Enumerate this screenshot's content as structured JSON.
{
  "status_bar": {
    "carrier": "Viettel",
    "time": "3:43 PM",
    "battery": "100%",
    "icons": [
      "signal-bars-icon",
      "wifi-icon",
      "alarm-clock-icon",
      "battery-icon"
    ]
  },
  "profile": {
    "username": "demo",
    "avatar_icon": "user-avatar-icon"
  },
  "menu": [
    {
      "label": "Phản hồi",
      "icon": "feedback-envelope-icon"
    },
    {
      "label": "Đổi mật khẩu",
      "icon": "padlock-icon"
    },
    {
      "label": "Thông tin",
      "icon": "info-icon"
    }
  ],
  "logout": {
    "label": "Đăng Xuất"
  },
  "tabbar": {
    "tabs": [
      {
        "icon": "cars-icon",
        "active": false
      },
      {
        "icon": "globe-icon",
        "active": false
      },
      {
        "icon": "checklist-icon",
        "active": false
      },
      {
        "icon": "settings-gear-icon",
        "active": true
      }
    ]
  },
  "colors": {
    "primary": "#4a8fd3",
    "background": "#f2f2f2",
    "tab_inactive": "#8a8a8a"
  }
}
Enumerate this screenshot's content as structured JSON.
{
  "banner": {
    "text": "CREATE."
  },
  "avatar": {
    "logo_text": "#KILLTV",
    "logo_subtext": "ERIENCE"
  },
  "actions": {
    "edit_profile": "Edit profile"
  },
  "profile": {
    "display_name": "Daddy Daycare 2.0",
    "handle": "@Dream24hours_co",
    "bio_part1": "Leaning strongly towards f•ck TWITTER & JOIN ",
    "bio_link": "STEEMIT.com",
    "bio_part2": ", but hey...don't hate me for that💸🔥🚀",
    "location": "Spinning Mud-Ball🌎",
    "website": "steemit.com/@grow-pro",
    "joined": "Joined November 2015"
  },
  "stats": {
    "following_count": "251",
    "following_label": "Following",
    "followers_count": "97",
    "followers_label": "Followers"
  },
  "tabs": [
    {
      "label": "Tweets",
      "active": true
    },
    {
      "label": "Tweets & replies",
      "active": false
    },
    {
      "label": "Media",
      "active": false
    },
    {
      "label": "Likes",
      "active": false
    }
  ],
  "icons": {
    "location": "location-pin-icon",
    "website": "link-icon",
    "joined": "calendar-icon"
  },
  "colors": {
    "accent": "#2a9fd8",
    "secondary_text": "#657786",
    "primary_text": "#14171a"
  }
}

◆ ◆ ◆ ◆

What is expected
The records above must be output exactly, in full.

Response to this exercise
Enumerate this screenshot's content as structured JSON.
{
  "status_bar": {
    "carrier": "Viettel",
    "time": "3:43 PM",
    "battery": "100%",
    "icons": [
      "signal-bars-icon",
      "wifi-icon",
      "alarm-clock-icon",
      "battery-icon"
    ]
  },
  "profile": {
    "username": "demo",
    "avatar_icon": "user-avatar-icon"
  },
  "menu": [
    {
      "label": "Phản hồi",
      "icon": "feedback-envelope-icon"
    },
    {
      "label": "Đổi mật khẩu",
      "icon": "padlock-icon"
    },
    {
      "label": "Thông tin",
      "icon": "info-icon"
    }
  ],
  "logout": {
    "label": "Đăng Xuất"
  },
  "tabbar": {
    "tabs": [
      {
        "icon": "cars-icon",
        "active": false
      },
      {
        "icon": "globe-icon",
        "active": false
      },
      {
        "icon": "checklist-icon",
        "active": false
      },
      {
        "icon": "settings-gear-icon",
        "active": true
      }
    ]
  },
  "colors": {
    "primary": "#4a8fd3",
    "background": "#f2f2f2",
    "tab_inactive": "#8a8a8a"
  }
}
Enumerate this screenshot's content as structured JSON.
{
  "banner": {
    "text": "CREATE."
  },
  "avatar": {
    "logo_text": "#KILLTV",
    "logo_subtext": "ERIENCE"
  },
  "actions": {
    "edit_profile": "Edit profile"
  },
  "profile": {
    "display_name": "Daddy Daycare 2.0",
    "handle": "@Dream24hours_co",
    "bio_part1": "Leaning strongly towards f•ck TWITTER & JOIN ",
    "bio_link": "STEEMIT.com",
    "bio_part2": ", but hey...don't hate me for that💸🔥🚀",
    "location": "Spinning Mud-Ball🌎",
    "website": "steemit.com/@grow-pro",
    "joined": "Joined November 2015"
  },
  "stats": {
    "following_count": "251",
    "following_label": "Following",
    "followers_count": "97",
    "followers_label": "Followers"
  },
  "tabs": [
    {
      "label": "Tweets",
      "active": true
    },
    {
      "label": "Tweets & replies",
      "active": false
    },
    {
      "label": "Media",
      "active": false
    },
    {
      "label": "Likes",
      "active": false
    }
  ],
  "icons": {
    "location": "location-pin-icon",
    "website": "link-icon",
    "joined": "calendar-icon"
  },
  "colors": {
    "accent": "#2a9fd8",
    "secondary_text": "#657786",
    "primary_text": "#14171a"
  }
}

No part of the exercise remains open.